Extracted data entries:
__________________________________________________
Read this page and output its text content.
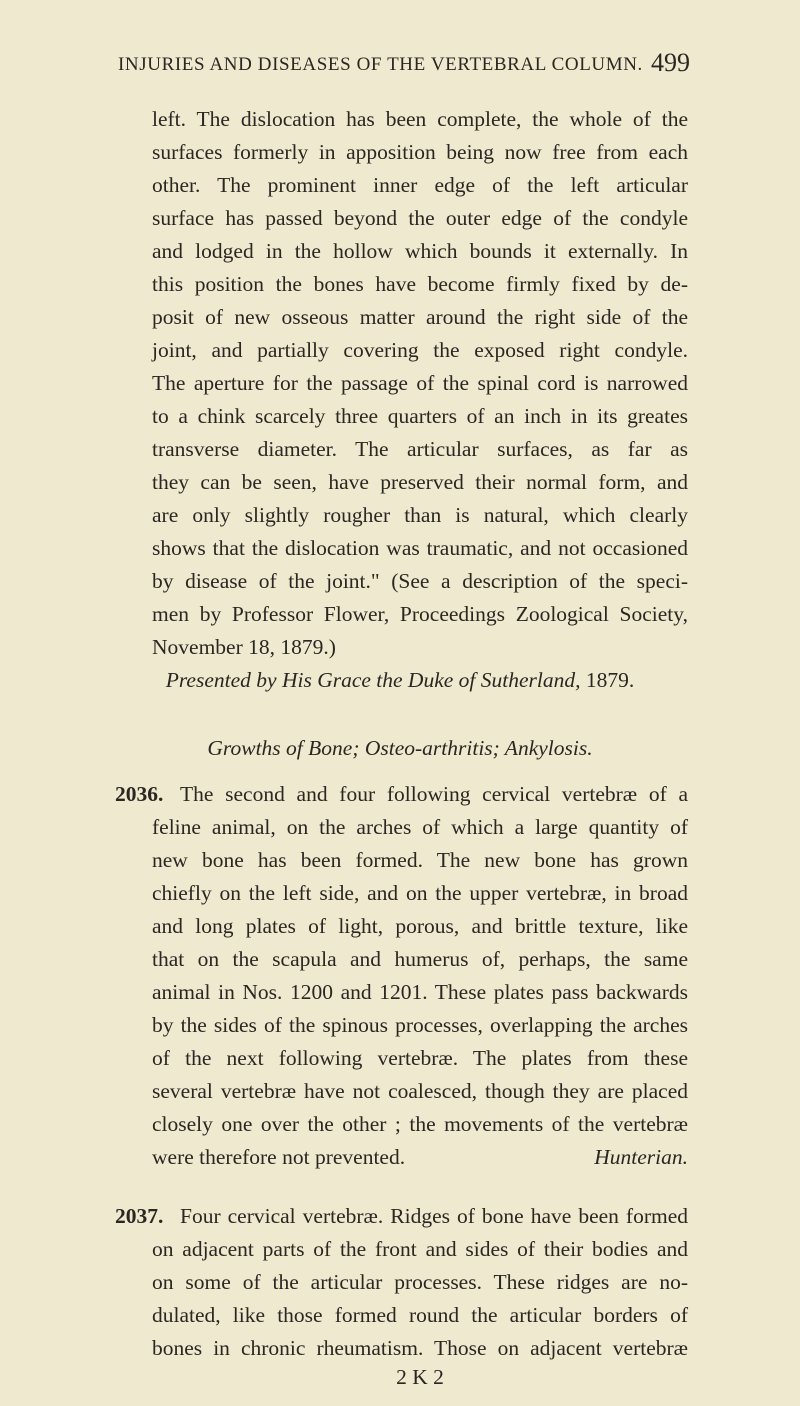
INJURIES AND DISEASES OF THE VERTEBRAL COLUMN. 499
left. The dislocation has been complete, the whole of the
surfaces formerly in apposition being now free from each
other. The prominent inner edge of the left articular
surface has passed beyond the outer edge of the condyle
and lodged in the hollow which bounds it externally. In
this position the bones have become firmly fixed by de-
posit of new osseous matter around the right side of the
joint, and partially covering the exposed right condyle.
The aperture for the passage of the spinal cord is narrowed
to a chink scarcely three quarters of an inch in its greates
transverse diameter. The articular surfaces, as far as
they can be seen, have preserved their normal form, and
are only slightly rougher than is natural, which clearly
shows that the dislocation was traumatic, and not occasioned
by disease of the joint." (See a description of the speci-
men by Professor Flower, Proceedings Zoological Society,
November 18, 1879.)
Presented by His Grace the Duke of Sutherland, 1879.
Growths of Bone; Osteo-arthritis; Ankylosis.
2036. The second and four following cervical vertebræ of a
feline animal, on the arches of which a large quantity of
new bone has been formed. The new bone has grown
chiefly on the left side, and on the upper vertebræ, in broad
and long plates of light, porous, and brittle texture, like
that on the scapula and humerus of, perhaps, the same
animal in Nos. 1200 and 1201. These plates pass backwards
by the sides of the spinous processes, overlapping the arches
of the next following vertebræ. The plates from these
several vertebræ have not coalesced, though they are placed
closely one over the other ; the movements of the vertebræ
were therefore not prevented.	Hunterian.
2037. Four cervical vertebræ. Ridges of bone have been formed
on adjacent parts of the front and sides of their bodies and
on some of the articular processes. These ridges are no-
dulated, like those formed round the articular borders of
bones in chronic rheumatism. Those on adjacent vertebræ
2 K 2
__________________________________________________
→ **Required work**
Repeat the listing verbatim. Skip the pictures.

→ **Task result**
Read this page and output its text content.
INJURIES AND DISEASES OF THE VERTEBRAL COLUMN. 499
left. The dislocation has been complete, the whole of the
surfaces formerly in apposition being now free from each
other. The prominent inner edge of the left articular
surface has passed beyond the outer edge of the condyle
and lodged in the hollow which bounds it externally. In
this position the bones have become firmly fixed by de-
posit of new osseous matter around the right side of the
joint, and partially covering the exposed right condyle.
The aperture for the passage of the spinal cord is narrowed
to a chink scarcely three quarters of an inch in its greates
transverse diameter. The articular surfaces, as far as
they can be seen, have preserved their normal form, and
are only slightly rougher than is natural, which clearly
shows that the dislocation was traumatic, and not occasioned
by disease of the joint." (See a description of the speci-
men by Professor Flower, Proceedings Zoological Society,
November 18, 1879.)
Presented by His Grace the Duke of Sutherland, 1879.
Growths of Bone; Osteo-arthritis; Ankylosis.
2036. The second and four following cervical vertebræ of a
feline animal, on the arches of which a large quantity of
new bone has been formed. The new bone has grown
chiefly on the left side, and on the upper vertebræ, in broad
and long plates of light, porous, and brittle texture, like
that on the scapula and humerus of, perhaps, the same
animal in Nos. 1200 and 1201. These plates pass backwards
by the sides of the spinous processes, overlapping the arches
of the next following vertebræ. The plates from these
several vertebræ have not coalesced, though they are placed
closely one over the other ; the movements of the vertebræ
were therefore not prevented.	Hunterian.
2037. Four cervical vertebræ. Ridges of bone have been formed
on adjacent parts of the front and sides of their bodies and
on some of the articular processes. These ridges are no-
dulated, like those formed round the articular borders of
bones in chronic rheumatism. Those on adjacent vertebræ
2 K 2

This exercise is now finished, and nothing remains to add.